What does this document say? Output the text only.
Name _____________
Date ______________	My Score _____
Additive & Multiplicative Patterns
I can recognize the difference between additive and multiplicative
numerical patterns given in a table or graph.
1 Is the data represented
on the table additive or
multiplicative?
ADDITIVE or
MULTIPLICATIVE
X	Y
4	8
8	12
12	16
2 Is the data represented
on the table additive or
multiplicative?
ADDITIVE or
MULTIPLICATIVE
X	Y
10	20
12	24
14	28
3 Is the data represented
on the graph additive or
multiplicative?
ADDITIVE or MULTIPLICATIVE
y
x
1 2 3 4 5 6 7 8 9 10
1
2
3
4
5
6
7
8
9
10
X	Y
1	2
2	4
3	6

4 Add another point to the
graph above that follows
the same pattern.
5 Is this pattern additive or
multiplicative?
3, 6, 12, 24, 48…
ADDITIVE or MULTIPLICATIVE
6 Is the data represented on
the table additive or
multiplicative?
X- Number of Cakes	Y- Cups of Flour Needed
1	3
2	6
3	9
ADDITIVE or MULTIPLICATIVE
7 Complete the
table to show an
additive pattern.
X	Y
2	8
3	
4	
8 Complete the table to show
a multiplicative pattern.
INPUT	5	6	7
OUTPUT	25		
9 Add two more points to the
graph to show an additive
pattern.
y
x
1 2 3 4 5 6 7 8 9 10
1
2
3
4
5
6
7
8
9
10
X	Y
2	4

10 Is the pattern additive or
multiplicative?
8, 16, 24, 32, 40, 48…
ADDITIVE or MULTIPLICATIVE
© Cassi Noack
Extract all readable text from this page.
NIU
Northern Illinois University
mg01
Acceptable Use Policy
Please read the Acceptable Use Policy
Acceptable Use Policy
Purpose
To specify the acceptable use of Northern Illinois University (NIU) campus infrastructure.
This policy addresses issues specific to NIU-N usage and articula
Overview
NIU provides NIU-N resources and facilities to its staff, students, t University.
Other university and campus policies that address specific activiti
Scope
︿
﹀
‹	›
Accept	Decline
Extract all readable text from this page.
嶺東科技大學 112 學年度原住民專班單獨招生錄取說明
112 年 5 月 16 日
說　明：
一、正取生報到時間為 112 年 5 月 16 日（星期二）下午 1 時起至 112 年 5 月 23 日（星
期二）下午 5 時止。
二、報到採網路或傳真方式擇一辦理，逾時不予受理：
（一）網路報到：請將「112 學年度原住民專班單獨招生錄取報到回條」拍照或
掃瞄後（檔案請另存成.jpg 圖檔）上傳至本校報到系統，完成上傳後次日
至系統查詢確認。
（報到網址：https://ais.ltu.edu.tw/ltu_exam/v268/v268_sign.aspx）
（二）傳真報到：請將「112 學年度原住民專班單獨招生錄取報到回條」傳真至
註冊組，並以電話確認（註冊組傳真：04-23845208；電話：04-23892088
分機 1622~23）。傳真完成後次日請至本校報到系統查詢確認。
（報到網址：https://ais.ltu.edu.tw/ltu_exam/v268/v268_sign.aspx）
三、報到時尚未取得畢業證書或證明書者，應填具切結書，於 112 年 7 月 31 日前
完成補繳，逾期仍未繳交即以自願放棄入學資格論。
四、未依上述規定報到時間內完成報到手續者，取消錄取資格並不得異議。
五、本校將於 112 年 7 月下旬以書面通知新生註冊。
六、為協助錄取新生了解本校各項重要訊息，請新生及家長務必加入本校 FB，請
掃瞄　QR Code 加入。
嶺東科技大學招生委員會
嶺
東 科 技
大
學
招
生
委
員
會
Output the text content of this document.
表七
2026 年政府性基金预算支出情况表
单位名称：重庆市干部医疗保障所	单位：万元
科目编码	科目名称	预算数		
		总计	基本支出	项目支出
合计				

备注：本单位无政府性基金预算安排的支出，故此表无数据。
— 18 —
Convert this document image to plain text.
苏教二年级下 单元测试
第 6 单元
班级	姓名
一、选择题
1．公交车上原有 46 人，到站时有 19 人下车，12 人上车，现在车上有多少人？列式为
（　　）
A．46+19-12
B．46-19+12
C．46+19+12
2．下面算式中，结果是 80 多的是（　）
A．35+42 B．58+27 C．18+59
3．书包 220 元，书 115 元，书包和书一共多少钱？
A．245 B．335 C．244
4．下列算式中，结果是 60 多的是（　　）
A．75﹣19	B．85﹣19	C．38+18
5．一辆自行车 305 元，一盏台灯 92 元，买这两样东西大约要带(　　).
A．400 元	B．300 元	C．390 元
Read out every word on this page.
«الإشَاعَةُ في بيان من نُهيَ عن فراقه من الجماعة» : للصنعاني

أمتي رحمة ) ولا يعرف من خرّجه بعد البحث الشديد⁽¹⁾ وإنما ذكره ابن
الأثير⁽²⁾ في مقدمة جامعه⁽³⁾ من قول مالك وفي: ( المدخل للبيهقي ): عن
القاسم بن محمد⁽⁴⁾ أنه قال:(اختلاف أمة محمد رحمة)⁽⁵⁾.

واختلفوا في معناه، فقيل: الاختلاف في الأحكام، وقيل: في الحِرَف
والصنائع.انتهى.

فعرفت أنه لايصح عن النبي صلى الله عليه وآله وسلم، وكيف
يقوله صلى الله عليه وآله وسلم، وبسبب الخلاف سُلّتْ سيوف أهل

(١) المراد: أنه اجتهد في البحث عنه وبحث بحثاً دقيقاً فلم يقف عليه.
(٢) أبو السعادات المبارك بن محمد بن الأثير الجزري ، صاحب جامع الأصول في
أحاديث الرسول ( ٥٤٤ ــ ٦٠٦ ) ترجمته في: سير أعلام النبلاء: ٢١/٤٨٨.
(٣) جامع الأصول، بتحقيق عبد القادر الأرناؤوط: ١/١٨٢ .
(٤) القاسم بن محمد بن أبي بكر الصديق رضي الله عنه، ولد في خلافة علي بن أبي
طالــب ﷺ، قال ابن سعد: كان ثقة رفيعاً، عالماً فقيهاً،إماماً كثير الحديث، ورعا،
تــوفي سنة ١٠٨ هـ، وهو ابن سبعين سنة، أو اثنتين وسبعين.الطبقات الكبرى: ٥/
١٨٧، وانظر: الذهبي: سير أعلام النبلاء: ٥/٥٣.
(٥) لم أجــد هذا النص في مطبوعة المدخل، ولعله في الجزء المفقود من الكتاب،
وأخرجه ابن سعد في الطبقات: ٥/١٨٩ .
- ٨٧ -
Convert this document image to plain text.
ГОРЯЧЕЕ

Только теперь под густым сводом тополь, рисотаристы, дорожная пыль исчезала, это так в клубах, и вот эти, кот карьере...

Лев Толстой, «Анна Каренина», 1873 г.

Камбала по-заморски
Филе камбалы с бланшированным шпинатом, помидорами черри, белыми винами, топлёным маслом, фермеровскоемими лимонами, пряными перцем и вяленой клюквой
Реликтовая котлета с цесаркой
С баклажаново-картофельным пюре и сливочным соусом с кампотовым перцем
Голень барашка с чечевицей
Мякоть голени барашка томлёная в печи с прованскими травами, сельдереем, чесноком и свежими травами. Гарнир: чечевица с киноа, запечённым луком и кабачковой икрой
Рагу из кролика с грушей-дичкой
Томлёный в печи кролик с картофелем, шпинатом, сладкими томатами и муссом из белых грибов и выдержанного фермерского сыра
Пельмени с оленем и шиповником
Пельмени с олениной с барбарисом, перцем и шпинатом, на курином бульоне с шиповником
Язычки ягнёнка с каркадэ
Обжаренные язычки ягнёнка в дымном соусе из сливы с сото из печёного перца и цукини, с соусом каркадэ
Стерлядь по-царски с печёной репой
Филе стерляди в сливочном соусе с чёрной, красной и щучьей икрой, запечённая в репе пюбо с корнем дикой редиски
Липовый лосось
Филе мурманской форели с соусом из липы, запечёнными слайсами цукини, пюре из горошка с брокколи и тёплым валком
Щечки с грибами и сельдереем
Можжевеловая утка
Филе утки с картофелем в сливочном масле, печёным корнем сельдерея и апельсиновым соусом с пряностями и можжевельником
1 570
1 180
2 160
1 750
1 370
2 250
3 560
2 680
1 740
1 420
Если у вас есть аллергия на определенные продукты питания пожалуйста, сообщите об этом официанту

• [GOAL OF THE EXERCISE]: Scan the material for lines with the word "محمد", and copy each line you find.

• [RESULT OF THIS TASK]:
القاسم بن محمد⁽⁴⁾ أنه قال:(اختلاف أمة محمد رحمة)⁽⁵⁾.
(٢) أبو السعادات المبارك بن محمد بن الأثير الجزري ، صاحب جامع الأصول في
(٤) القاسم بن محمد بن أبي بكر الصديق رضي الله عنه، ولد في خلافة علي بن أبي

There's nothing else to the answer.